··· EXTRACTED DATA
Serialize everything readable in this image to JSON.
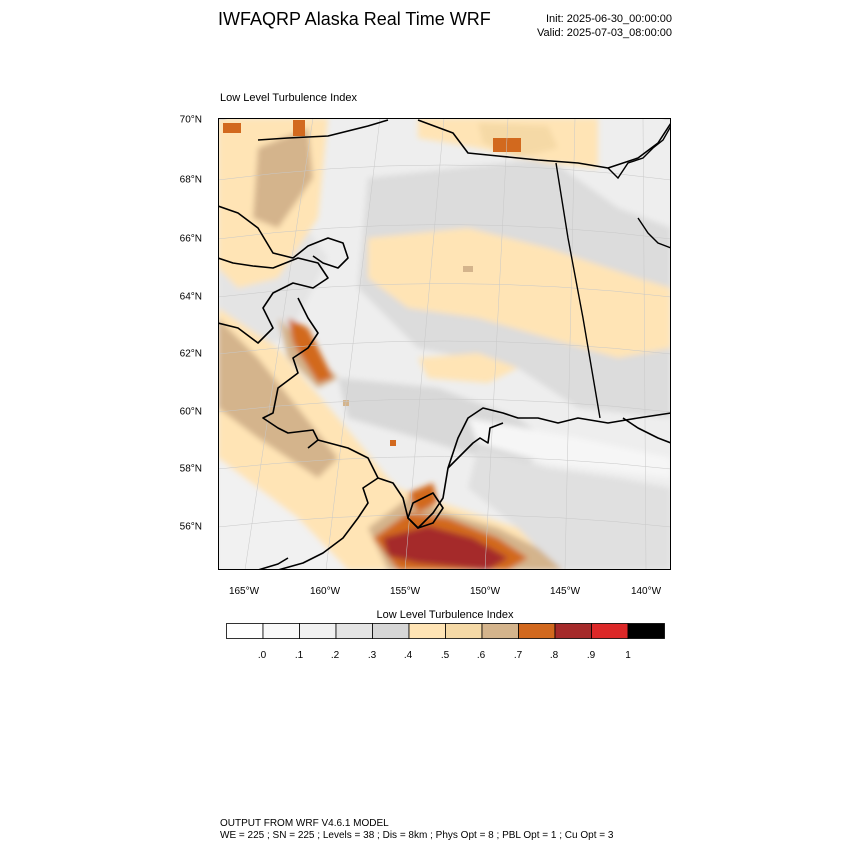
{
  "header": {
    "title": "IWFAQRP Alaska Real Time WRF",
    "init": "Init: 2025-06-30_00:00:00",
    "valid": "Valid: 2025-07-03_08:00:00"
  },
  "map": {
    "title": "Low Level Turbulence Index",
    "lat_labels": [
      "70°N",
      "68°N",
      "66°N",
      "64°N",
      "62°N",
      "60°N",
      "58°N",
      "56°N"
    ],
    "lon_labels": [
      "165°W",
      "160°W",
      "155°W",
      "150°W",
      "145°W",
      "140°W"
    ]
  },
  "colorbar": {
    "title": "Low Level Turbulence Index",
    "colors": [
      "#ffffff",
      "#f9f9f9",
      "#f1f1f1",
      "#e4e4e4",
      "#d6d6d6",
      "#ffe4b5",
      "#f5d9a6",
      "#d4b48c",
      "#d2691e",
      "#a52a2a",
      "#dc2828",
      "#000000"
    ],
    "labels": [
      ".0",
      ".1",
      ".2",
      ".3",
      ".4",
      ".5",
      ".6",
      ".7",
      ".8",
      ".9",
      "1"
    ]
  },
  "footer": {
    "line1": "OUTPUT FROM WRF V4.6.1 MODEL",
    "line2": "WE = 225 ; SN = 225 ; Levels = 38 ; Dis = 8km ; Phys Opt = 8 ; PBL Opt = 1 ; Cu Opt = 3"
  }
}
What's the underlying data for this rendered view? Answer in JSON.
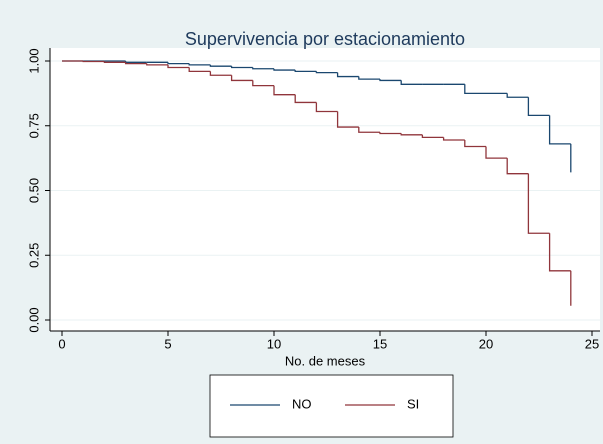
{
  "chart_data": {
    "type": "step",
    "title": "Supervivencia por estacionamiento",
    "xlabel": "No. de meses",
    "x": [
      0,
      1,
      2,
      3,
      4,
      5,
      6,
      7,
      8,
      9,
      10,
      11,
      12,
      13,
      14,
      15,
      16,
      17,
      18,
      19,
      20,
      21,
      22,
      23,
      24
    ],
    "series": [
      {
        "name": "NO",
        "color": "#1a476f",
        "values": [
          1.0,
          1.0,
          1.0,
          0.995,
          0.995,
          0.99,
          0.985,
          0.98,
          0.975,
          0.97,
          0.965,
          0.96,
          0.955,
          0.94,
          0.93,
          0.925,
          0.91,
          0.91,
          0.91,
          0.875,
          0.875,
          0.86,
          0.79,
          0.68,
          0.57
        ]
      },
      {
        "name": "SI",
        "color": "#90353b",
        "values": [
          1.0,
          0.998,
          0.995,
          0.99,
          0.985,
          0.975,
          0.96,
          0.945,
          0.925,
          0.905,
          0.87,
          0.84,
          0.805,
          0.745,
          0.725,
          0.72,
          0.715,
          0.705,
          0.695,
          0.67,
          0.625,
          0.565,
          0.335,
          0.19,
          0.055
        ]
      }
    ],
    "xlim": [
      0,
      25
    ],
    "xticks": [
      0,
      5,
      10,
      15,
      20,
      25
    ],
    "ylim": [
      0,
      1
    ],
    "yticks": [
      {
        "value": 0,
        "label": "0.00"
      },
      {
        "value": 0.25,
        "label": "0.25"
      },
      {
        "value": 0.5,
        "label": "0.50"
      },
      {
        "value": 0.75,
        "label": "0.75"
      },
      {
        "value": 1,
        "label": "1.00"
      }
    ],
    "grid": true
  }
}
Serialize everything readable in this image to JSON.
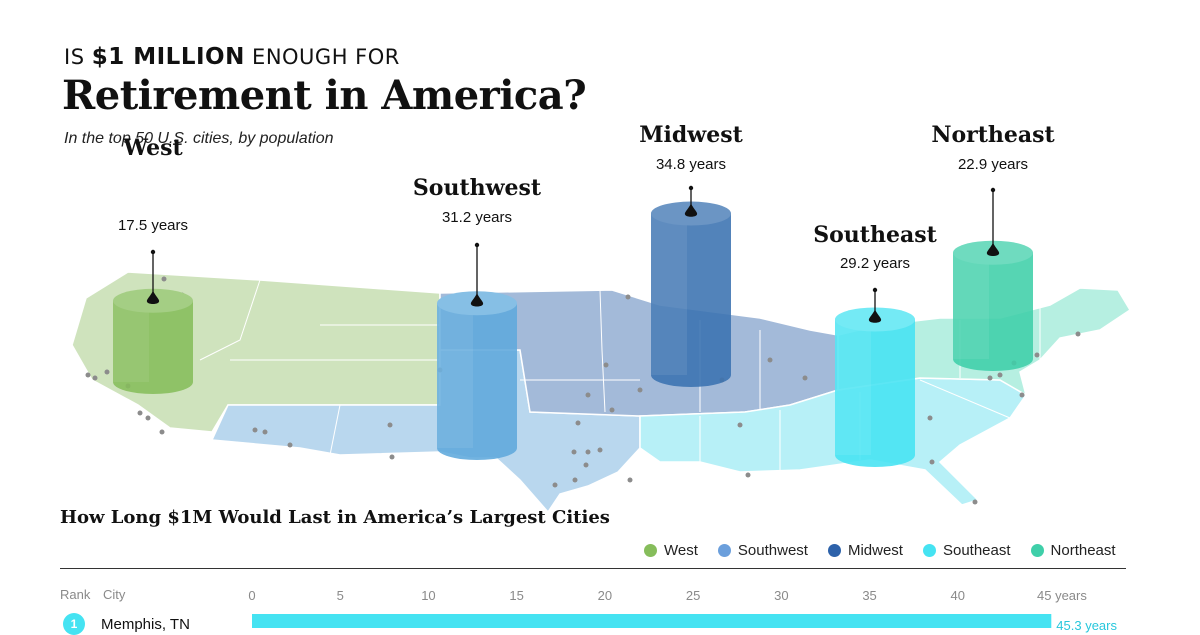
{
  "header": {
    "kicker_is": "IS",
    "kicker_amount": "$1 MILLION",
    "kicker_rest": "ENOUGH FOR",
    "title": "Retirement in America?",
    "subtitle": "In the top 50 U.S. cities, by population"
  },
  "colors": {
    "West": "#86bd5b",
    "Southwest": "#5ea9dc",
    "Midwest": "#3a72b0",
    "Southeast": "#45e3f2",
    "Northeast": "#3fcfa9"
  },
  "chart_data": [
    {
      "type": "bar",
      "categories": [
        "West",
        "Southwest",
        "Midwest",
        "Southeast",
        "Northeast"
      ],
      "values": [
        17.5,
        31.2,
        34.8,
        29.2,
        22.9
      ],
      "value_labels": [
        "17.5 years",
        "31.2 years",
        "34.8 years",
        "29.2 years",
        "22.9 years"
      ],
      "title": "",
      "xlabel": "",
      "ylabel": ""
    },
    {
      "type": "bar",
      "title": "How Long $1M Would Last in America’s Largest Cities",
      "columns": {
        "rank": "Rank",
        "city": "City"
      },
      "xlim": [
        0,
        45
      ],
      "xticks": [
        0,
        5,
        10,
        15,
        20,
        25,
        30,
        35,
        40,
        45
      ],
      "xtick_labels": [
        "0",
        "5",
        "10",
        "15",
        "20",
        "25",
        "30",
        "35",
        "40",
        "45 years"
      ],
      "rows": [
        {
          "rank": "1",
          "city": "Memphis, TN",
          "region": "Southeast",
          "value": 45.3,
          "label": "45.3 years"
        }
      ],
      "legend": [
        "West",
        "Southwest",
        "Midwest",
        "Southeast",
        "Northeast"
      ],
      "legend_position": "top-right"
    }
  ]
}
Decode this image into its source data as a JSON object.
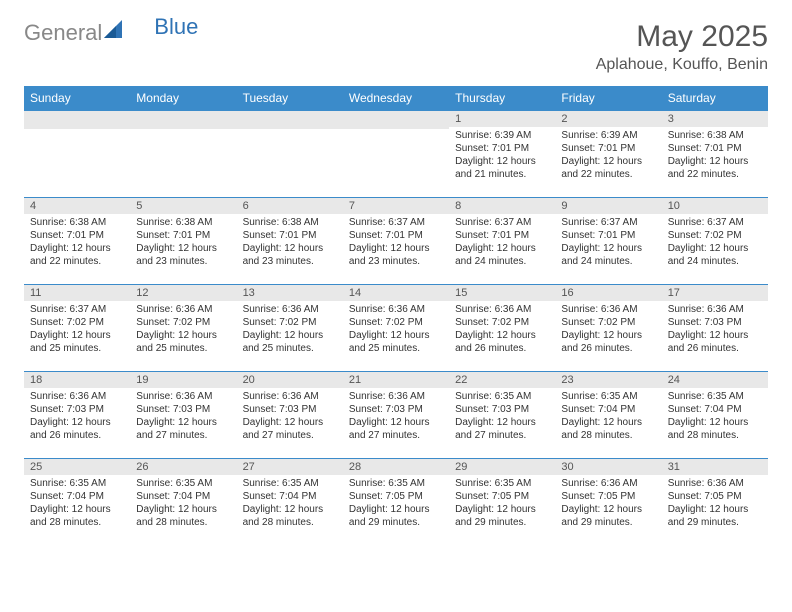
······
(WHAT IS REQUIRED): Make an exact copy of every entry above, minus the images.

(CORRECT RESULT):
Serialize everything readable in this image to JSON.
{
  "header": {
    "title": "IWFAQRP Alaska Real Time WRF",
    "init": "Init: 2025-06-30_00:00:00",
    "valid": "Valid: 2025-07-03_08:00:00"
  },
  "map": {
    "title": "Low Level Turbulence Index",
    "lat_labels": [
      "70°N",
      "68°N",
      "66°N",
      "64°N",
      "62°N",
      "60°N",
      "58°N",
      "56°N"
    ],
    "lon_labels": [
      "165°W",
      "160°W",
      "155°W",
      "150°W",
      "145°W",
      "140°W"
    ]
  },
  "colorbar": {
    "title": "Low Level Turbulence Index",
    "colors": [
      "#ffffff",
      "#f9f9f9",
      "#f1f1f1",
      "#e4e4e4",
      "#d6d6d6",
      "#ffe4b5",
      "#f5d9a6",
      "#d4b48c",
      "#d2691e",
      "#a52a2a",
      "#dc2828",
      "#000000"
    ],
    "labels": [
      ".0",
      ".1",
      ".2",
      ".3",
      ".4",
      ".5",
      ".6",
      ".7",
      ".8",
      ".9",
      "1"
    ]
  },
  "footer": {
    "line1": "OUTPUT FROM WRF V4.6.1 MODEL",
    "line2": "WE = 225 ; SN = 225 ; Levels = 38 ; Dis = 8km ; Phys Opt = 8 ; PBL Opt = 1 ; Cu Opt = 3"
  }
}
What's the underlying data for this rendered view? Answer in JSON.
{
  "chart_data": {
    "type": "step",
    "title": "Supervivencia por estacionamiento",
    "xlabel": "No. de meses",
    "x": [
      0,
      1,
      2,
      3,
      4,
      5,
      6,
      7,
      8,
      9,
      10,
      11,
      12,
      13,
      14,
      15,
      16,
      17,
      18,
      19,
      20,
      21,
      22,
      23,
      24
    ],
    "series": [
      {
        "name": "NO",
        "color": "#1a476f",
        "values": [
          1.0,
          1.0,
          1.0,
          0.995,
          0.995,
          0.99,
          0.985,
          0.98,
          0.975,
          0.97,
          0.965,
          0.96,
          0.955,
          0.94,
          0.93,
          0.925,
          0.91,
          0.91,
          0.91,
          0.875,
          0.875,
          0.86,
          0.79,
          0.68,
          0.57
        ]
      },
      {
        "name": "SI",
        "color": "#90353b",
        "values": [
          1.0,
          0.998,
          0.995,
          0.99,
          0.985,
          0.975,
          0.96,
          0.945,
          0.925,
          0.905,
          0.87,
          0.84,
          0.805,
          0.745,
          0.725,
          0.72,
          0.715,
          0.705,
          0.695,
          0.67,
          0.625,
          0.565,
          0.335,
          0.19,
          0.055
        ]
      }
    ],
    "xlim": [
      0,
      25
    ],
    "xticks": [
      0,
      5,
      10,
      15,
      20,
      25
    ],
    "ylim": [
      0,
      1
    ],
    "yticks": [
      {
        "value": 0,
        "label": "0.00"
      },
      {
        "value": 0.25,
        "label": "0.25"
      },
      {
        "value": 0.5,
        "label": "0.50"
      },
      {
        "value": 0.75,
        "label": "0.75"
      },
      {
        "value": 1,
        "label": "1.00"
      }
    ],
    "grid": true
  }
}
Serialize everything readable in this image to JSON.
{
  "header": {
    "kicker_is": "IS",
    "kicker_amount": "$1 MILLION",
    "kicker_rest": "ENOUGH FOR",
    "title": "Retirement in America?",
    "subtitle": "In the top 50 U.S. cities, by population"
  },
  "colors": {
    "West": "#86bd5b",
    "Southwest": "#5ea9dc",
    "Midwest": "#3a72b0",
    "Southeast": "#45e3f2",
    "Northeast": "#3fcfa9"
  },
  "chart_data": [
    {
      "type": "bar",
      "categories": [
        "West",
        "Southwest",
        "Midwest",
        "Southeast",
        "Northeast"
      ],
      "values": [
        17.5,
        31.2,
        34.8,
        29.2,
        22.9
      ],
      "value_labels": [
        "17.5 years",
        "31.2 years",
        "34.8 years",
        "29.2 years",
        "22.9 years"
      ],
      "title": "",
      "xlabel": "",
      "ylabel": ""
    },
    {
      "type": "bar",
      "title": "How Long $1M Would Last in America’s Largest Cities",
      "columns": {
        "rank": "Rank",
        "city": "City"
      },
      "xlim": [
        0,
        45
      ],
      "xticks": [
        0,
        5,
        10,
        15,
        20,
        25,
        30,
        35,
        40,
        45
      ],
      "xtick_labels": [
        "0",
        "5",
        "10",
        "15",
        "20",
        "25",
        "30",
        "35",
        "40",
        "45 years"
      ],
      "rows": [
        {
          "rank": "1",
          "city": "Memphis, TN",
          "region": "Southeast",
          "value": 45.3,
          "label": "45.3 years"
        }
      ],
      "legend": [
        "West",
        "Southwest",
        "Midwest",
        "Southeast",
        "Northeast"
      ],
      "legend_position": "top-right"
    }
  ]
}
Decode this image into its source data as a JSON object.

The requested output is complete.